Trecho
- - - - - - -
A caracterização dos personagens impressiona, tanto no figurino quanto na maquiagem/cabelo – setores comandados por Cao Albuquerque, Diana Leste e Rosemary Paiva. Esses departamentos conseguiram, inclusive, “enfeiar” Rodrigo Lombardi, vejam só! Brincadeiras à parte, além das indumentárias steampunk/industrial, a caracterização de Eduardo Sterblitch é chocante, um misto de Puck de ‘Sonho de Uma Noite de Verão’ com Gollum de ‘O Senhor dos Anéis’ e um vozeirão sintetizado meio Mr Catra. De longe é seu melhor papel e é também a melhor interpretação de todas de Hermógenes. Fosse vivo, até Guimarães ficaria bolado de vê-lo em cena.
Caio Blat volta a encarnar Riobaldo (depois da peça que saiu em turnê pelos CCBBs em 2017, com parte desse mesmo elenco, e depois de gravar esta peça encenada no filme ‘O Diabo na Rua no Meio do Redemunho’, que passou ano passado no Festival do Rio) e traz seu melhor para esta versão. São 7 anos co-vivendo com esse personagem e a sensação é que, com o tempo, Caio só o melhorou, só o entendeu mais em sua complexidade. Também Luisa Arraes entrega uma surpreendente versão de Diadorim (originalmente na peça feita por Luiza Lemmertz), demonstrando todo o seu potencial não só por anteriormente decorar todo o texto de Hermógenes, como, agora, entregar um Diadorim com sangue nos olhos. Aqui Luisa mostra que é uma atriz enorme, corajosa e que enfrenta tudo de frente, emprestando sua força feminil para trazer um Diadorim valente, líder, inspirador.
- - - - - - -
Conteúdo dos itens
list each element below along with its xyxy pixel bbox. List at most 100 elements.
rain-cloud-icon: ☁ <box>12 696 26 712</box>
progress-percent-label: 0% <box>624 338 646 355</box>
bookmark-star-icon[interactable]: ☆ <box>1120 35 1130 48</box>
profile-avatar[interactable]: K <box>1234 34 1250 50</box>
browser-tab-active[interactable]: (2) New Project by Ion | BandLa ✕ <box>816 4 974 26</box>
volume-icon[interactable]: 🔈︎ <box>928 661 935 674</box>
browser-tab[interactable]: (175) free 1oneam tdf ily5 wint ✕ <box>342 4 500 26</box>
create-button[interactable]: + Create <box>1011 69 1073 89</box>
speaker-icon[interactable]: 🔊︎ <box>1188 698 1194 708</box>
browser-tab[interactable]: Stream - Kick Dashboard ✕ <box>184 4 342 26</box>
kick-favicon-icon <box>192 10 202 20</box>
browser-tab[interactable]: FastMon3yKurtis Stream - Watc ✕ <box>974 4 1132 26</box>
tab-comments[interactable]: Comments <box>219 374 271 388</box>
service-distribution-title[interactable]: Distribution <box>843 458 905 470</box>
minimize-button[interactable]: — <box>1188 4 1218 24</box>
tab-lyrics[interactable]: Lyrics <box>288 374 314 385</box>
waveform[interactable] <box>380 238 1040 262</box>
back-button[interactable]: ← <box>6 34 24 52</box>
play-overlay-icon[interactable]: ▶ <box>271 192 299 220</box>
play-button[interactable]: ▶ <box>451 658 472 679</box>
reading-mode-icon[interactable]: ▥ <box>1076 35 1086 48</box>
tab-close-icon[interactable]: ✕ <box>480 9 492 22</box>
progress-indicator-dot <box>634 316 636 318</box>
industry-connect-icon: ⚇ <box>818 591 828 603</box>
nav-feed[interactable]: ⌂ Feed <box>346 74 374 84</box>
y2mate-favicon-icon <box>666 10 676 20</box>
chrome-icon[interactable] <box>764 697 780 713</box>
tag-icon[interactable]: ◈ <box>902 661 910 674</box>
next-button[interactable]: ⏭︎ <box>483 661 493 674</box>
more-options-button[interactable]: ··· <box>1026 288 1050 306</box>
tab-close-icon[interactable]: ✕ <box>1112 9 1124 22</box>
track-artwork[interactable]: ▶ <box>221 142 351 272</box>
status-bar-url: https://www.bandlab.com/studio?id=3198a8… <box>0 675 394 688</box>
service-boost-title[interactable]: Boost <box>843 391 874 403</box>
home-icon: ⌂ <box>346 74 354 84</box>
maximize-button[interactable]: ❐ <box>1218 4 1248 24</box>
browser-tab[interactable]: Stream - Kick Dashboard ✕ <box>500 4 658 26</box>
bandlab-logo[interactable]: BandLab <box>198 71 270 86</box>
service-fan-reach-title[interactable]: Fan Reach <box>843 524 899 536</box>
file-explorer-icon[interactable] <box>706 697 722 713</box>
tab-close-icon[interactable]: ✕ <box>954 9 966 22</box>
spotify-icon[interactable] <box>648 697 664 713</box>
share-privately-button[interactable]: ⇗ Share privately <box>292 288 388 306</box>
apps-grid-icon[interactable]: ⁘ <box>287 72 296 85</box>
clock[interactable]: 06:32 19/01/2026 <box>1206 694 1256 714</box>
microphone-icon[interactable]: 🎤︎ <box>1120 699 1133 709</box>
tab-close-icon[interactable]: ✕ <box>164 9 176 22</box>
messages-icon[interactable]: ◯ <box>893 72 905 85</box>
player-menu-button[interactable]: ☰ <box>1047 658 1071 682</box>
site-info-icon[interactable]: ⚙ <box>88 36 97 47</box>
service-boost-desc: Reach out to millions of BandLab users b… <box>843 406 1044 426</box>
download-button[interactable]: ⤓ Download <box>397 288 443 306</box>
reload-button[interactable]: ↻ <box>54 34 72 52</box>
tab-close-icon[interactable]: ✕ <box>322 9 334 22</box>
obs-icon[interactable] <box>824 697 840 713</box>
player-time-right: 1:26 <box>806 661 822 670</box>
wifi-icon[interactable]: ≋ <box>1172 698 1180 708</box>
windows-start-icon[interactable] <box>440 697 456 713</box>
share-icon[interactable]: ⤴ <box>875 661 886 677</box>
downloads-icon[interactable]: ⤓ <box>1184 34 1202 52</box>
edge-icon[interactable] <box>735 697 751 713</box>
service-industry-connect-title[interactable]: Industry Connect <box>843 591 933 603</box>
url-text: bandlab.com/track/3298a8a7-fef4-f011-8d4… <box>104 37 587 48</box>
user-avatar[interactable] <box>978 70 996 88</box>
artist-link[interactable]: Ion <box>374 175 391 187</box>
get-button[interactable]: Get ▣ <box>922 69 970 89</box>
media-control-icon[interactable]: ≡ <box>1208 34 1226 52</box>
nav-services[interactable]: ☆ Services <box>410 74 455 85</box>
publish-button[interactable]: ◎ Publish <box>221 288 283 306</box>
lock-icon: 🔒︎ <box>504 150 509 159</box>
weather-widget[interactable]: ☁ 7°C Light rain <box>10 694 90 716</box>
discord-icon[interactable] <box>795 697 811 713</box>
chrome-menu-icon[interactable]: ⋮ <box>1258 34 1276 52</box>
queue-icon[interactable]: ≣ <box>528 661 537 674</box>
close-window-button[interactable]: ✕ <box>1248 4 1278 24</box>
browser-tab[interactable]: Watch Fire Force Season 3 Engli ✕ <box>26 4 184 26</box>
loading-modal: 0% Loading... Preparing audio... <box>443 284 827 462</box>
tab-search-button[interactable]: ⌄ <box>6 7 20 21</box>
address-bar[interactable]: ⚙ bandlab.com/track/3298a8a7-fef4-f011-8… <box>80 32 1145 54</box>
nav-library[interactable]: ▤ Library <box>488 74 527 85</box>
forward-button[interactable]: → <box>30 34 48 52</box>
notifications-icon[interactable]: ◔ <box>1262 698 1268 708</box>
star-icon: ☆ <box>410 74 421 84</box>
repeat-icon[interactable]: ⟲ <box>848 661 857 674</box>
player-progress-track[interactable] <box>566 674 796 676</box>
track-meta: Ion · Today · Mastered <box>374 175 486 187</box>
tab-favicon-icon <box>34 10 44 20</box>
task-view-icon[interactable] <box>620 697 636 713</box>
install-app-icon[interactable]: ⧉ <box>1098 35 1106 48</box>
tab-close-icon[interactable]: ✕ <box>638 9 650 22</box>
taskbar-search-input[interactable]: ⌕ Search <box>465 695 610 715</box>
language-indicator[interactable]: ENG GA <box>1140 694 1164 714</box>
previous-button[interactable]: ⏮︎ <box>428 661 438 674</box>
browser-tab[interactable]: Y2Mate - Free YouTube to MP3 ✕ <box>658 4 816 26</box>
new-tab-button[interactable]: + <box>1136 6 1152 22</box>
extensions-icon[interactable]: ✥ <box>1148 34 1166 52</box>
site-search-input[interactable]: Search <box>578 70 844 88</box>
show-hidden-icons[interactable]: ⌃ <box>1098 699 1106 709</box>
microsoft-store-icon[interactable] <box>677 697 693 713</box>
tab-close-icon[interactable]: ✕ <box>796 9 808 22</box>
- - - - - - -
Instruções do exercício
1 - Copie fielmente a parte do trecho sobre o elenco que vai de "Caio Blat volta" até "valente, líder, inspirador.", incluindo estas últimas palavras.
2 - Prossiga com o trecho sobre o elenco a partir do ponto em que ele termina.

Respostas esperadas
1 -
Caio Blat volta a encarnar Riobaldo (depois da peça que saiu em turnê pelos CCBBs em 2017, com parte desse mesmo elenco, e depois de gravar esta peça encenada no filme ‘O Diabo na Rua no Meio do Redemunho’, que passou ano passado no Festival do Rio) e traz seu melhor para esta versão. São 7 anos co-vivendo com esse personagem e a sensação é que, com o tempo, Caio só o melhorou, só o entendeu mais em sua complexidade. Também Luisa Arraes entrega uma surpreendente versão de Diadorim (originalmente na peça feita por Luiza Lemmertz), demonstrando todo o seu potencial não só por anteriormente decorar todo o texto de Hermógenes, como, agora, entregar um Diadorim com sangue nos olhos. Aqui Luisa mostra que é uma atriz enorme, corajosa e que enfrenta tudo de frente, emprestando sua força feminil para trazer um Diadorim valente, líder, inspirador.

2 -
E tudo isso ganha uma roupagem de tirar o fôlego com a belíssima – belíssima mesmo – fotografia do diretor Gustavo Hadba (olho nele! que seus trabalhos são avassaladores!). A comunhão que o diretor encontra entre a iluminação perfeita, o posicionamento de câmera e ângulos absurdos (que encontra o melhor de seu elenco), somado a uma montagem agilíssima que imprime um ritmo frenético na produção, faz a gente ter vontade de chorar diante de tanta beleza. Ou falar um palavrão bem alto, tamanha a dificuldade para controlar as emoções.
Sob a assinatura do diretor Guel Arraes (que volta ainda esse ano com ‘O Auto da Compadecida 2’), esse ‘Grande Sertão’ é uma obra-prima irretocável. A ferramenta que os professores precisavam para animar os estudantes a lerem Guimarães Rosa – que teria aprovado o resultado dessa adaptação. ‘Grande Sertão’ é cinema-arte melhor que muito embutido hollywoodiano, e demonstra a atemporalidade e a qualidade da literatura (e do cinema) brasileira.